— Data provided —
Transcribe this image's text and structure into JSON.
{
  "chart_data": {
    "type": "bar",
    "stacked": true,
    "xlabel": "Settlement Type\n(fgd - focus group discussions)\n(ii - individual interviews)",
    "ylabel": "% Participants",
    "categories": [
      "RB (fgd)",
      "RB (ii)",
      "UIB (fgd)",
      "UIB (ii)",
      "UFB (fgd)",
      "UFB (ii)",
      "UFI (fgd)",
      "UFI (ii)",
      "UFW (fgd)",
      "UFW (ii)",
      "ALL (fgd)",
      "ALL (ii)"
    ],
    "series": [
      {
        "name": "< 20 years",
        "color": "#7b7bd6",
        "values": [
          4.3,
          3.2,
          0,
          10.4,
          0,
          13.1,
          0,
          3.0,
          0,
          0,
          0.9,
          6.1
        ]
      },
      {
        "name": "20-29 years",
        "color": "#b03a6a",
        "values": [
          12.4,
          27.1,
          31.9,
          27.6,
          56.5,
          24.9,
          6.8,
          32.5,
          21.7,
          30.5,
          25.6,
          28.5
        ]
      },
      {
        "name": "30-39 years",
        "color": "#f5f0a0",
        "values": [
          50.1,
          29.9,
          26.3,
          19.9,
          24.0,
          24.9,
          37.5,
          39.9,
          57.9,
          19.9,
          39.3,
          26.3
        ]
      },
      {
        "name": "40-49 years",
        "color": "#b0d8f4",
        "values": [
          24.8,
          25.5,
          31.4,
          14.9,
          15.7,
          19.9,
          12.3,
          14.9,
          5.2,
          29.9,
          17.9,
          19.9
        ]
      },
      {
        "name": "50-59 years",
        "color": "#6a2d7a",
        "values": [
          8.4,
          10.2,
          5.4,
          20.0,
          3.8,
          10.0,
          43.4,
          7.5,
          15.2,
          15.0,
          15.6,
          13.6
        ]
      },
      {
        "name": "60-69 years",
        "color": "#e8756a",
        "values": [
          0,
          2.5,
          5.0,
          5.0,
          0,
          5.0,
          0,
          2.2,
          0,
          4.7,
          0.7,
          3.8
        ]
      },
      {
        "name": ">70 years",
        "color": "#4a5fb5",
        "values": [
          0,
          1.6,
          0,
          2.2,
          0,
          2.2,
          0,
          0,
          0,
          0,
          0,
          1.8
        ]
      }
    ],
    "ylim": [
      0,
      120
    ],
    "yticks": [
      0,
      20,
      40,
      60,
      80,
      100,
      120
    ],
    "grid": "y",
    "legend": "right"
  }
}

— Given task —
Please return the data above exactly as given.

— In response —
Transcribe this image's text and structure into JSON.
{
  "chart_data": {
    "type": "bar",
    "stacked": true,
    "xlabel": "Settlement Type\n(fgd - focus group discussions)\n(ii - individual interviews)",
    "ylabel": "% Participants",
    "categories": [
      "RB (fgd)",
      "RB (ii)",
      "UIB (fgd)",
      "UIB (ii)",
      "UFB (fgd)",
      "UFB (ii)",
      "UFI (fgd)",
      "UFI (ii)",
      "UFW (fgd)",
      "UFW (ii)",
      "ALL (fgd)",
      "ALL (ii)"
    ],
    "series": [
      {
        "name": "< 20 years",
        "color": "#7b7bd6",
        "values": [
          4.3,
          3.2,
          0,
          10.4,
          0,
          13.1,
          0,
          3.0,
          0,
          0,
          0.9,
          6.1
        ]
      },
      {
        "name": "20-29 years",
        "color": "#b03a6a",
        "values": [
          12.4,
          27.1,
          31.9,
          27.6,
          56.5,
          24.9,
          6.8,
          32.5,
          21.7,
          30.5,
          25.6,
          28.5
        ]
      },
      {
        "name": "30-39 years",
        "color": "#f5f0a0",
        "values": [
          50.1,
          29.9,
          26.3,
          19.9,
          24.0,
          24.9,
          37.5,
          39.9,
          57.9,
          19.9,
          39.3,
          26.3
        ]
      },
      {
        "name": "40-49 years",
        "color": "#b0d8f4",
        "values": [
          24.8,
          25.5,
          31.4,
          14.9,
          15.7,
          19.9,
          12.3,
          14.9,
          5.2,
          29.9,
          17.9,
          19.9
        ]
      },
      {
        "name": "50-59 years",
        "color": "#6a2d7a",
        "values": [
          8.4,
          10.2,
          5.4,
          20.0,
          3.8,
          10.0,
          43.4,
          7.5,
          15.2,
          15.0,
          15.6,
          13.6
        ]
      },
      {
        "name": "60-69 years",
        "color": "#e8756a",
        "values": [
          0,
          2.5,
          5.0,
          5.0,
          0,
          5.0,
          0,
          2.2,
          0,
          4.7,
          0.7,
          3.8
        ]
      },
      {
        "name": ">70 years",
        "color": "#4a5fb5",
        "values": [
          0,
          1.6,
          0,
          2.2,
          0,
          2.2,
          0,
          0,
          0,
          0,
          0,
          1.8
        ]
      }
    ],
    "ylim": [
      0,
      120
    ],
    "yticks": [
      0,
      20,
      40,
      60,
      80,
      100,
      120
    ],
    "grid": "y",
    "legend": "right"
  }
}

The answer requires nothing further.